((

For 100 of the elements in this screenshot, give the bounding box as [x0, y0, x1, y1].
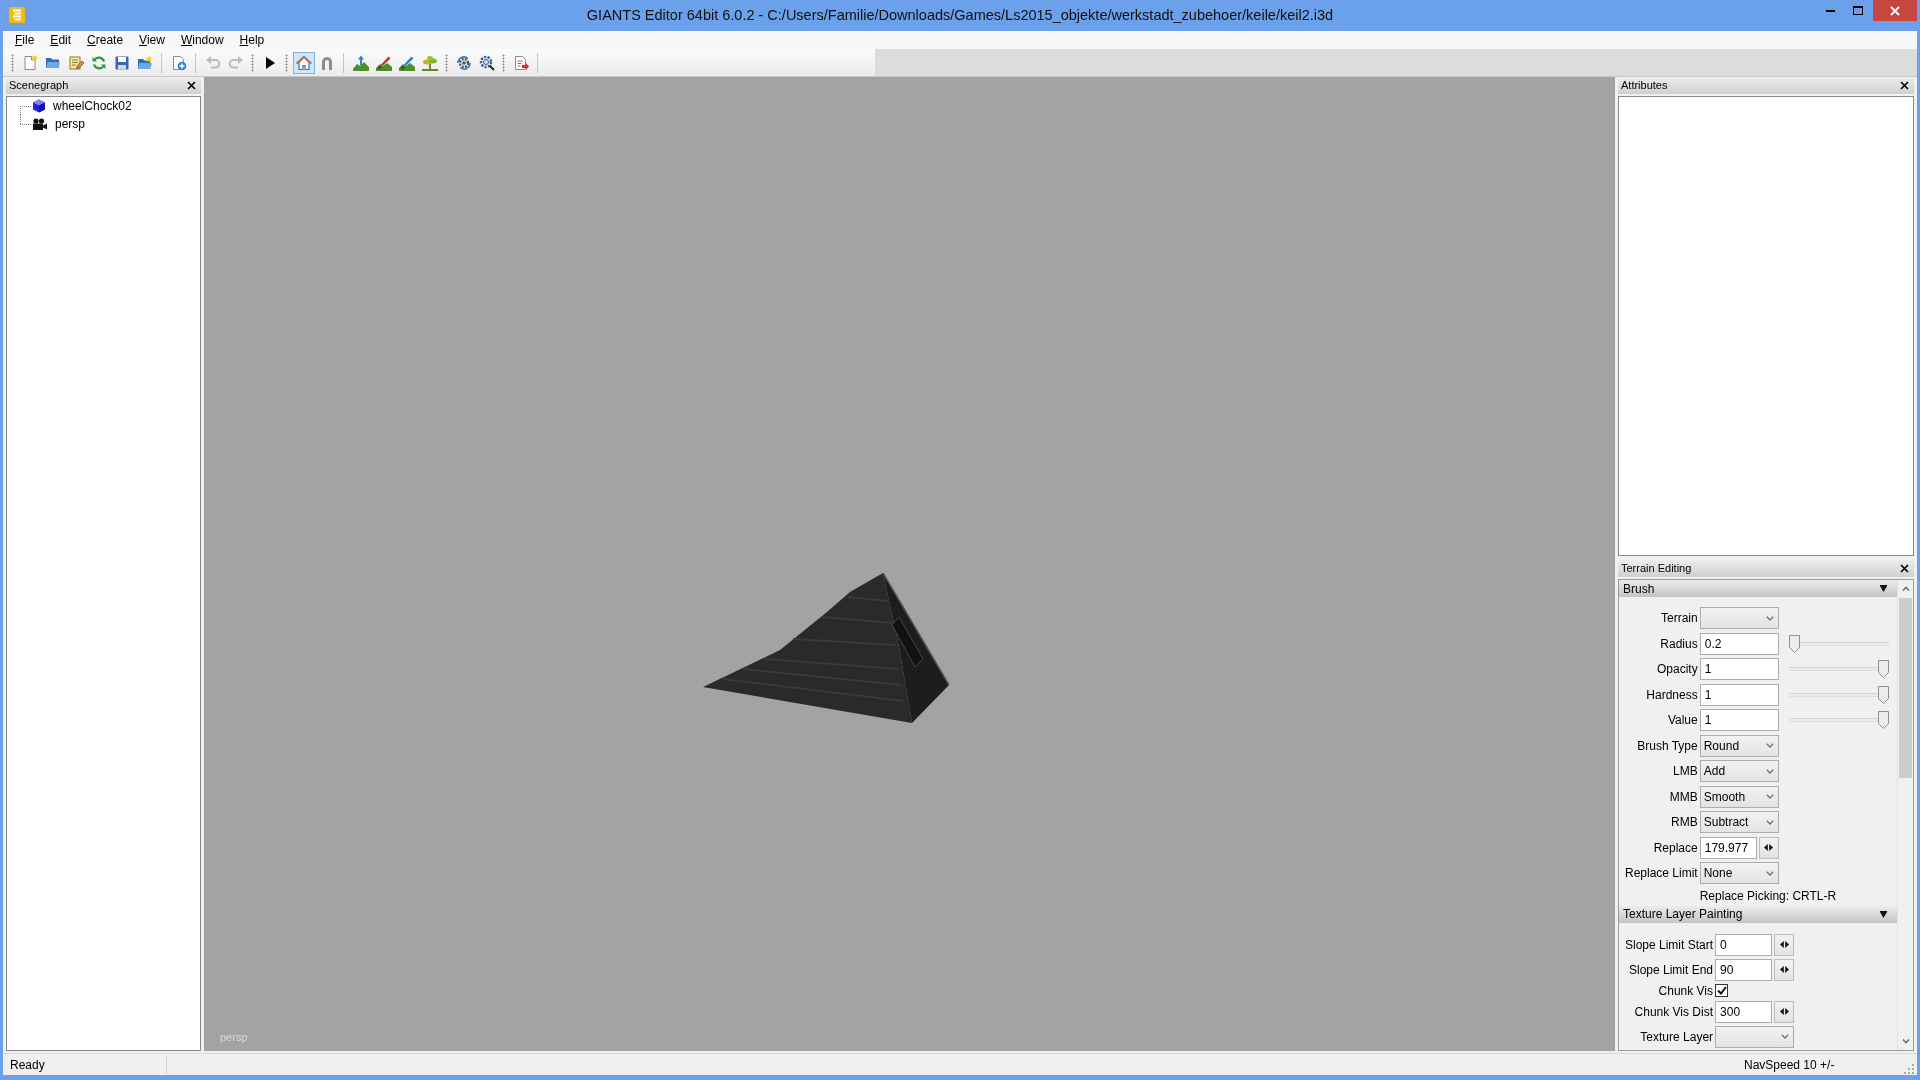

))
((

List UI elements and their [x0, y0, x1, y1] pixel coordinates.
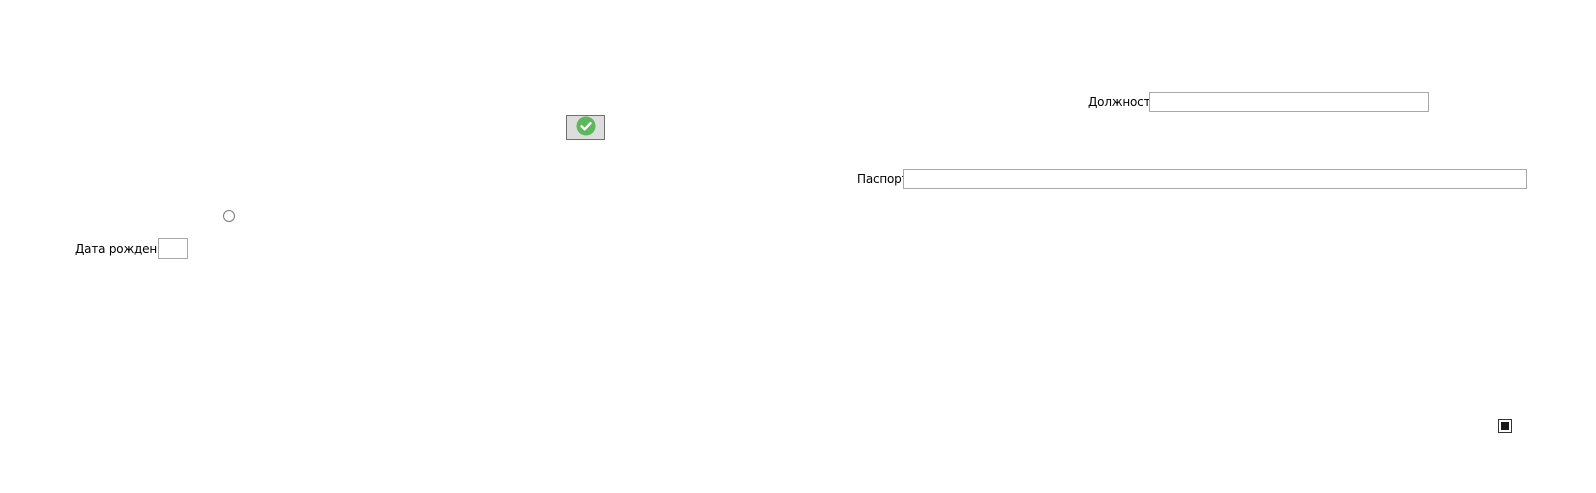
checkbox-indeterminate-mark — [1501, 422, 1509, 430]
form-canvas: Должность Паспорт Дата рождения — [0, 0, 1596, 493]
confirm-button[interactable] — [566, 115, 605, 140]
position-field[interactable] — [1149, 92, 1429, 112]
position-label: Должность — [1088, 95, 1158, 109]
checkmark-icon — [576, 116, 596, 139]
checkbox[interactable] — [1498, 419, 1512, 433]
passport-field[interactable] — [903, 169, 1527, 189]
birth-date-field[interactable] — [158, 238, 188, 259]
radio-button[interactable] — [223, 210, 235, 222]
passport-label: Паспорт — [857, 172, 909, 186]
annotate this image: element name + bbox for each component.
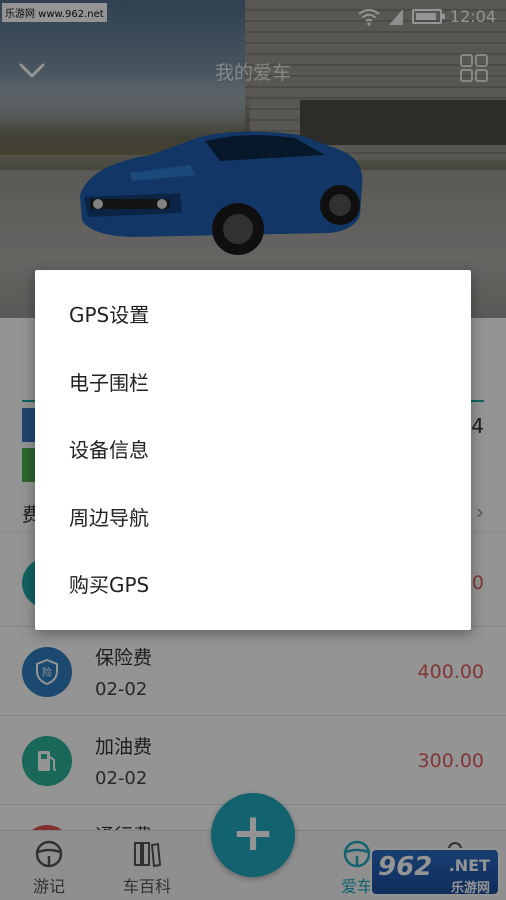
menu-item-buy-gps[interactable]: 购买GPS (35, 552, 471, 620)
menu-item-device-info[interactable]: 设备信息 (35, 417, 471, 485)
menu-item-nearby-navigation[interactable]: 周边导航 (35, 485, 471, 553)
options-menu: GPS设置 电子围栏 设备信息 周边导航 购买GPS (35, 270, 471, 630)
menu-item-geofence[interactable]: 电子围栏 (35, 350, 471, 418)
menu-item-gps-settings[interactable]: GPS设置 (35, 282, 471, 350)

))

» Problem to work on: Can you rewrite the data between the lines holding "List UI elements" and "menu-item-gps-settings[interactable]: GPS设置 (35, 282, 471, 350)", inclusive, changing "interactable" to "clickable" and leaving everything else untouched? Leave the pictures out.

» Solution for this problem:
List UI elements and their [x0, y0, x1, y1] pixel coordinates.
checkbox-indeterminate-mark — [1501, 422, 1509, 430]
form-canvas: Должность Паспорт Дата рождения — [0, 0, 1596, 493]
confirm-button[clickable] — [566, 115, 605, 140]
position-field[clickable] — [1149, 92, 1429, 112]
position-label: Должность — [1088, 95, 1158, 109]
checkmark-icon — [576, 116, 596, 139]
checkbox[clickable] — [1498, 419, 1512, 433]
passport-field[clickable] — [903, 169, 1527, 189]
birth-date-field[clickable] — [158, 238, 188, 259]
radio-button[clickable] — [223, 210, 235, 222]
passport-label: Паспорт — [857, 172, 909, 186]
annotate this image: element name + bbox for each component.
menu-item-buy-gps[clickable]: 购买GPS (35, 552, 471, 620)
menu-item-device-info[clickable]: 设备信息 (35, 417, 471, 485)
menu-item-nearby-navigation[clickable]: 周边导航 (35, 485, 471, 553)
options-menu: GPS设置 电子围栏 设备信息 周边导航 购买GPS (35, 270, 471, 630)
menu-item-geofence[clickable]: 电子围栏 (35, 350, 471, 418)
menu-item-gps-settings[clickable]: GPS设置 (35, 282, 471, 350)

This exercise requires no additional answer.